▶ [Aim of the exercise]
Extract the complete data exactly as given.

>> begin Data section

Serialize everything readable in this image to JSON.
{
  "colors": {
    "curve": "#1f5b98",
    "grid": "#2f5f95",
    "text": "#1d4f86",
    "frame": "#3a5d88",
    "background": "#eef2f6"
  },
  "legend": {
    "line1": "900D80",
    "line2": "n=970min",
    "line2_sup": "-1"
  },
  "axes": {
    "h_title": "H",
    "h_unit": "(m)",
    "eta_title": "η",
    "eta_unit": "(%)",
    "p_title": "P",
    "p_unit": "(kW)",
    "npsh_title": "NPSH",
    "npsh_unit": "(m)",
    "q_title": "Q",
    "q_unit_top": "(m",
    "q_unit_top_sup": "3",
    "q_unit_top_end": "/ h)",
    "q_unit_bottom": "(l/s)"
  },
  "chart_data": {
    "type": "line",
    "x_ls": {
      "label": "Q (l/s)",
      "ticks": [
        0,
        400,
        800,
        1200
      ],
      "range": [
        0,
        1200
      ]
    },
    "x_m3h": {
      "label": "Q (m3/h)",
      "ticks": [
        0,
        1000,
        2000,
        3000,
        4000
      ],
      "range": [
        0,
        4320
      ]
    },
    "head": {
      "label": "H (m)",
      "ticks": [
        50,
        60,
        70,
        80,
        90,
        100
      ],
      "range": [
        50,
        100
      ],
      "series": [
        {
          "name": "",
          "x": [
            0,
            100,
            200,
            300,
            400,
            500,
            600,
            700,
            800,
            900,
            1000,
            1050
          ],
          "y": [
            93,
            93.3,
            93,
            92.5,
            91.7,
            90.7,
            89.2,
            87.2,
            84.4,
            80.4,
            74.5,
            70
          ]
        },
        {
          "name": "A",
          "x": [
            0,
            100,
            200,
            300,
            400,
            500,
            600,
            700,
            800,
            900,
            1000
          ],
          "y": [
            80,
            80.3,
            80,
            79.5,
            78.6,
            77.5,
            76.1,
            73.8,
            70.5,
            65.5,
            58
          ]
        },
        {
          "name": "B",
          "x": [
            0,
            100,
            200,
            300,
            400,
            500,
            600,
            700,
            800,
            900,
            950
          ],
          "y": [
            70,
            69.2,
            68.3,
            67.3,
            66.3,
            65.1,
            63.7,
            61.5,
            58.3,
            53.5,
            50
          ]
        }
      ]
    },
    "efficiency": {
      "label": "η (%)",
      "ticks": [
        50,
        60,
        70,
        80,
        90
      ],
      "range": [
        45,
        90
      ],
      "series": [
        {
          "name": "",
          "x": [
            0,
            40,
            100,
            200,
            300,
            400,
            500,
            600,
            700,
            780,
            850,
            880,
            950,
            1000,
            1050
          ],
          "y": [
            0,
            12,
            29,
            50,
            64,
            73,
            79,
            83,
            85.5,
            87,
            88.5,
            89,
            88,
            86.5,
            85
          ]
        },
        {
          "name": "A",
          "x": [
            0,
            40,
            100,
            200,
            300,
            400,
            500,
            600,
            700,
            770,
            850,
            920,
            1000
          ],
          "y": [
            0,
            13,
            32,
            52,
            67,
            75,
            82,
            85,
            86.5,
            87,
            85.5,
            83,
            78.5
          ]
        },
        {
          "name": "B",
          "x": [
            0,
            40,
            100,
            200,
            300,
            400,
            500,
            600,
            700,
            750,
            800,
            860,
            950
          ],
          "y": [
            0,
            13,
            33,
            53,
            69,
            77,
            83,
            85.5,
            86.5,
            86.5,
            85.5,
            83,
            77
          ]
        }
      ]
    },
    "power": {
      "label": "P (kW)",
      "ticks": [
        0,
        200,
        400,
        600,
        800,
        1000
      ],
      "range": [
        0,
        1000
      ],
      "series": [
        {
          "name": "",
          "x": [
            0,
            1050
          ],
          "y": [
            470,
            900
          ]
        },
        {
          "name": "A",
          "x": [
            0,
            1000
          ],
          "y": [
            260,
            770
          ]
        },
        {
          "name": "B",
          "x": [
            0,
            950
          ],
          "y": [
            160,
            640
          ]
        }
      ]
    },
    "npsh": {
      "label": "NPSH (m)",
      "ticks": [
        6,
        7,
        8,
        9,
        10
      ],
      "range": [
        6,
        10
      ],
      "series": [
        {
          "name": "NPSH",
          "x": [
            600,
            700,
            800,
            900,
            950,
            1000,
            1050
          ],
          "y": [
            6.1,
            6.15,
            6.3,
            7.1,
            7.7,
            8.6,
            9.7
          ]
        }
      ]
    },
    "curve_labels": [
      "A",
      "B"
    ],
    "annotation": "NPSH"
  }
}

>> end Data section

▶ [Reply]
Serialize everything readable in this image to JSON.
{
  "colors": {
    "curve": "#1f5b98",
    "grid": "#2f5f95",
    "text": "#1d4f86",
    "frame": "#3a5d88",
    "background": "#eef2f6"
  },
  "legend": {
    "line1": "900D80",
    "line2": "n=970min",
    "line2_sup": "-1"
  },
  "axes": {
    "h_title": "H",
    "h_unit": "(m)",
    "eta_title": "η",
    "eta_unit": "(%)",
    "p_title": "P",
    "p_unit": "(kW)",
    "npsh_title": "NPSH",
    "npsh_unit": "(m)",
    "q_title": "Q",
    "q_unit_top": "(m",
    "q_unit_top_sup": "3",
    "q_unit_top_end": "/ h)",
    "q_unit_bottom": "(l/s)"
  },
  "chart_data": {
    "type": "line",
    "x_ls": {
      "label": "Q (l/s)",
      "ticks": [
        0,
        400,
        800,
        1200
      ],
      "range": [
        0,
        1200
      ]
    },
    "x_m3h": {
      "label": "Q (m3/h)",
      "ticks": [
        0,
        1000,
        2000,
        3000,
        4000
      ],
      "range": [
        0,
        4320
      ]
    },
    "head": {
      "label": "H (m)",
      "ticks": [
        50,
        60,
        70,
        80,
        90,
        100
      ],
      "range": [
        50,
        100
      ],
      "series": [
        {
          "name": "",
          "x": [
            0,
            100,
            200,
            300,
            400,
            500,
            600,
            700,
            800,
            900,
            1000,
            1050
          ],
          "y": [
            93,
            93.3,
            93,
            92.5,
            91.7,
            90.7,
            89.2,
            87.2,
            84.4,
            80.4,
            74.5,
            70
          ]
        },
        {
          "name": "A",
          "x": [
            0,
            100,
            200,
            300,
            400,
            500,
            600,
            700,
            800,
            900,
            1000
          ],
          "y": [
            80,
            80.3,
            80,
            79.5,
            78.6,
            77.5,
            76.1,
            73.8,
            70.5,
            65.5,
            58
          ]
        },
        {
          "name": "B",
          "x": [
            0,
            100,
            200,
            300,
            400,
            500,
            600,
            700,
            800,
            900,
            950
          ],
          "y": [
            70,
            69.2,
            68.3,
            67.3,
            66.3,
            65.1,
            63.7,
            61.5,
            58.3,
            53.5,
            50
          ]
        }
      ]
    },
    "efficiency": {
      "label": "η (%)",
      "ticks": [
        50,
        60,
        70,
        80,
        90
      ],
      "range": [
        45,
        90
      ],
      "series": [
        {
          "name": "",
          "x": [
            0,
            40,
            100,
            200,
            300,
            400,
            500,
            600,
            700,
            780,
            850,
            880,
            950,
            1000,
            1050
          ],
          "y": [
            0,
            12,
            29,
            50,
            64,
            73,
            79,
            83,
            85.5,
            87,
            88.5,
            89,
            88,
            86.5,
            85
          ]
        },
        {
          "name": "A",
          "x": [
            0,
            40,
            100,
            200,
            300,
            400,
            500,
            600,
            700,
            770,
            850,
            920,
            1000
          ],
          "y": [
            0,
            13,
            32,
            52,
            67,
            75,
            82,
            85,
            86.5,
            87,
            85.5,
            83,
            78.5
          ]
        },
        {
          "name": "B",
          "x": [
            0,
            40,
            100,
            200,
            300,
            400,
            500,
            600,
            700,
            750,
            800,
            860,
            950
          ],
          "y": [
            0,
            13,
            33,
            53,
            69,
            77,
            83,
            85.5,
            86.5,
            86.5,
            85.5,
            83,
            77
          ]
        }
      ]
    },
    "power": {
      "label": "P (kW)",
      "ticks": [
        0,
        200,
        400,
        600,
        800,
        1000
      ],
      "range": [
        0,
        1000
      ],
      "series": [
        {
          "name": "",
          "x": [
            0,
            1050
          ],
          "y": [
            470,
            900
          ]
        },
        {
          "name": "A",
          "x": [
            0,
            1000
          ],
          "y": [
            260,
            770
          ]
        },
        {
          "name": "B",
          "x": [
            0,
            950
          ],
          "y": [
            160,
            640
          ]
        }
      ]
    },
    "npsh": {
      "label": "NPSH (m)",
      "ticks": [
        6,
        7,
        8,
        9,
        10
      ],
      "range": [
        6,
        10
      ],
      "series": [
        {
          "name": "NPSH",
          "x": [
            600,
            700,
            800,
            900,
            950,
            1000,
            1050
          ],
          "y": [
            6.1,
            6.15,
            6.3,
            7.1,
            7.7,
            8.6,
            9.7
          ]
        }
      ]
    },
    "curve_labels": [
      "A",
      "B"
    ],
    "annotation": "NPSH"
  }
}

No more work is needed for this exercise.